§ EXERCISE 1: Please edit the entries from the first line through the line containing "value-label: 829 <box>250 165 269 176</box>", replacing "bar-side" with "bar-wall" and leaving everything else unchanged.

Scott Storch makes a noble attempt at Rich Harrison-style bombast on "Work" (why Kelly didn't reunite with Rich himself after "Can't Nobody" is a mystery to me), and "Comeback" sounds like it was written around the prechorus from "Bills, Bills, Bills," but they all come out less than the sum of their parts. Surprisingly, it's the track that Solange helped write and produce, "Love," that briefly rescue the album from the side 2 doldrums. That Kelly, if it's not one Knowles it's another right around the corner waiting to save her ass.

Thursday, August 23, 2007


The New Flesh - "Scratch & Bleed" (mp3)

Kind of hard to believe, but after 2 years and change of covering local music for the City Paper, this week's issue was my first feature/interview with a Baltimore rock band. That band, The New Flesh, has long been a City Paper favorite, and they blew me away when I finally saw them for the first time about a year ago. And now I've seen the new lineup a couple times this Summer, once that I covered for Noise and another time that gets mentioned in the article. Definitely some nice guys and an awesome band, although my one regret is that I took way too long to get in touch with their outgoing guitarist, Danny, and so the quotes I did get from him for the article didn't get in there in time to make the deadline. Apologies to him for not being able to make it happen, I tried.

(photo by RaRah)

Tuesday, August 21, 2007
My latest ratings and blurbs on the Stylus Singles Jukebox:

Montana Da Mac ft. DJ Unk - Rock On [2/2.25]
JoJo - Beautiful Girls [2/4]
Green Day - The Simpsons Theme [1/2.2]
30 Seconds To Mars - A Beautiful Lie [3/2]
Sean Kingston - Me Love [3/3.75]
James Blunt - 1973 [6/4.67]
Foo Fighters - The Pretender [8/4.4]
Bobby Valentino ft. Ludacris - Rearview Ridin’ [3/4.8]
Shop Boyz - They Like Me [3/3.6]
Bjork - Innocence [5/7]
Gorilla Zoe - Hood Nigga [5/5]
Cobra Starship - Send My Love To The Dancefloor, I’ll See You In Hell (Hey Mister DJ) [1/2.17]
R Kelly - Trapped In The Closet: Chapter 13 [6/6.2]
R Kelly - Trapped In The Closet: Chapter 14 [3/7]
R Kelly - Trapped In The Closet: Chapter 15 [4/5.75]
R Kelly - Trapped In The Closet: Chapter 16 [7/5.8]
The D.E.Y. - Get The Feeling [5/6.8]
The-Dream - Shawty Is Da Shit [5/4.67]
Flight of the Conchords - Business Time [5/4.8]

Note that those first 4 make up what was apparently "the lowest scoring day in Jukebox history." I have to admit, I'm pretty proud of the fact that I not only participated in that feat but contributed miserably low scores to all the selections that day. I graded the new chapters of "Trapped In The Closet" on a relative scale, so 8 or higher would've been as good as one of the first five chapters (which none were), and as songs qua songs, none of them would've rated above a 3 or maybe 4. But the more I think about it, the more I feel like Anthony does and wish I rated them all even lower. I don't know if I'll even bother watching chapters 17-22, although I'll probably try if the Jukebox covers those too.

Part of a data file:
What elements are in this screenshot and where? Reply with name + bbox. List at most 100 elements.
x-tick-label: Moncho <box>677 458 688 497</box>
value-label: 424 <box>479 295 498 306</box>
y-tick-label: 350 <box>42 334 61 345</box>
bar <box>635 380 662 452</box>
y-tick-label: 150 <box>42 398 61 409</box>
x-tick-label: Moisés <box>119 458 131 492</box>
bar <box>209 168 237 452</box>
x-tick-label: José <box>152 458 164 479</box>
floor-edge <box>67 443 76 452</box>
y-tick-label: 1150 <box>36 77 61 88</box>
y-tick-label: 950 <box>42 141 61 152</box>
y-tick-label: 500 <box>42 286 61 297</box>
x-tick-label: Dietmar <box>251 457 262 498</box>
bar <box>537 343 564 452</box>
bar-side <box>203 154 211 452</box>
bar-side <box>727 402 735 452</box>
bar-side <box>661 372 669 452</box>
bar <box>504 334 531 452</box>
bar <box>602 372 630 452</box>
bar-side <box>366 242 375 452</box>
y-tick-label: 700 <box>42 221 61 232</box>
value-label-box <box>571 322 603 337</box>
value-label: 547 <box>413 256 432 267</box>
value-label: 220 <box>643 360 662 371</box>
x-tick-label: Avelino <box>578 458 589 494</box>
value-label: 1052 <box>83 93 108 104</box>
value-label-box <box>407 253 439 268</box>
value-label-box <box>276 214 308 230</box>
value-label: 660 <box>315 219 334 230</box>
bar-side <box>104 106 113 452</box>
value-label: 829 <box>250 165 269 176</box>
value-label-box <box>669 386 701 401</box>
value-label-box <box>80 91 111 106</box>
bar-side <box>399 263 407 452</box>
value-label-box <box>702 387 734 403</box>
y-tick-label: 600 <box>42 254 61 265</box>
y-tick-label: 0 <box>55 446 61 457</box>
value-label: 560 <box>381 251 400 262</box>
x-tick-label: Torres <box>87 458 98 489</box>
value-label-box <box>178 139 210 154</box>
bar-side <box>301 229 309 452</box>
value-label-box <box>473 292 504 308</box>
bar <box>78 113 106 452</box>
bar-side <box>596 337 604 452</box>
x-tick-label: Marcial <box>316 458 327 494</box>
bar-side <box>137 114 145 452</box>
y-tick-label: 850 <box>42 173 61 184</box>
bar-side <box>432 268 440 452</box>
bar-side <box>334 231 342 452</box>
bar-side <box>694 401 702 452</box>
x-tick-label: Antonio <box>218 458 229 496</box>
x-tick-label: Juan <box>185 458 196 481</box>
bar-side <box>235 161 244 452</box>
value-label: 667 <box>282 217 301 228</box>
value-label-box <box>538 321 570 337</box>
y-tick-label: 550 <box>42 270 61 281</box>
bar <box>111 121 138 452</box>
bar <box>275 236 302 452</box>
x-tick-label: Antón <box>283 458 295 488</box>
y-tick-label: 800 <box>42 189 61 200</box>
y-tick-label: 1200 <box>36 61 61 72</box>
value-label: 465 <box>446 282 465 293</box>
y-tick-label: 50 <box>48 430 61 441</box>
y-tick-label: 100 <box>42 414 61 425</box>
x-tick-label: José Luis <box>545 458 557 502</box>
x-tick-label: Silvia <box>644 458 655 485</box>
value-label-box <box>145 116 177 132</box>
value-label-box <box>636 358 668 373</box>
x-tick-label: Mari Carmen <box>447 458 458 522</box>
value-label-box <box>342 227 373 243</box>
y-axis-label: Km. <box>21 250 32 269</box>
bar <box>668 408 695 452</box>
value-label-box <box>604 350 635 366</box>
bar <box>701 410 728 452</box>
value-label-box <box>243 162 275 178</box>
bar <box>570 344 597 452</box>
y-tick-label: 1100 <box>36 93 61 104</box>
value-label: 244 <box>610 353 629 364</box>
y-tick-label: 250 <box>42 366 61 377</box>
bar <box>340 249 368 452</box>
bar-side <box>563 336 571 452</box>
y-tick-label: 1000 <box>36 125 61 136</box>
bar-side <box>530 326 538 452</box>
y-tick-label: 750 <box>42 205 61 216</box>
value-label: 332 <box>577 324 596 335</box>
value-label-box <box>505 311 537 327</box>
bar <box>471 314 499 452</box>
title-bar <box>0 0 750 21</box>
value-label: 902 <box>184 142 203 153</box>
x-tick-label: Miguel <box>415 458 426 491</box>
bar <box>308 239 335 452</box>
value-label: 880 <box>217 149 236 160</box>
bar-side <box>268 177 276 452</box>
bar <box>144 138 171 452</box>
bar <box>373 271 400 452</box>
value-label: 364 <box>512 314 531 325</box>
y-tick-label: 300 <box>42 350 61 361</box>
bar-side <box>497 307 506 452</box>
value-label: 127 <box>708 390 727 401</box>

§ EXERCISE 2:
Check each statement against the music blog post and answer yes or no, quoting the words that decide it.
(a) The City Paper feature was the writer's first with a Baltimore rock band.
(b) The writer has firmly decided not to watch chapters 17-22 of "Trapped In The Closet."
(c) Solange helped write and produce the track "Love."

§ CORRECT ANSWER 1:
What elements are in this screenshot and where? Reply with name + bbox. List at most 100 elements.
x-tick-label: Moncho <box>677 458 688 497</box>
value-label: 424 <box>479 295 498 306</box>
y-tick-label: 350 <box>42 334 61 345</box>
bar <box>635 380 662 452</box>
y-tick-label: 150 <box>42 398 61 409</box>
x-tick-label: Moisés <box>119 458 131 492</box>
bar <box>209 168 237 452</box>
x-tick-label: José <box>152 458 164 479</box>
floor-edge <box>67 443 76 452</box>
y-tick-label: 1150 <box>36 77 61 88</box>
y-tick-label: 950 <box>42 141 61 152</box>
y-tick-label: 500 <box>42 286 61 297</box>
x-tick-label: Dietmar <box>251 457 262 498</box>
bar <box>537 343 564 452</box>
bar-wall <box>203 154 211 452</box>
bar-wall <box>727 402 735 452</box>
bar-wall <box>661 372 669 452</box>
bar <box>504 334 531 452</box>
bar <box>602 372 630 452</box>
bar-wall <box>366 242 375 452</box>
y-tick-label: 700 <box>42 221 61 232</box>
value-label-box <box>571 322 603 337</box>
value-label: 547 <box>413 256 432 267</box>
value-label: 220 <box>643 360 662 371</box>
x-tick-label: Avelino <box>578 458 589 494</box>
value-label: 1052 <box>83 93 108 104</box>
value-label-box <box>407 253 439 268</box>
value-label-box <box>276 214 308 230</box>
value-label: 660 <box>315 219 334 230</box>
bar-wall <box>104 106 113 452</box>
value-label: 829 <box>250 165 269 176</box>

§ CORRECT ANSWER 2:
(a) Yes: "this week's issue was my first feature/interview with a Baltimore rock band."
(b) No: "I don't know if I'll even bother watching chapters 17-22, although I'll probably try if the Jukebox covers those too."
(c) Yes: "it's the track that Solange helped write and produce, "Love,""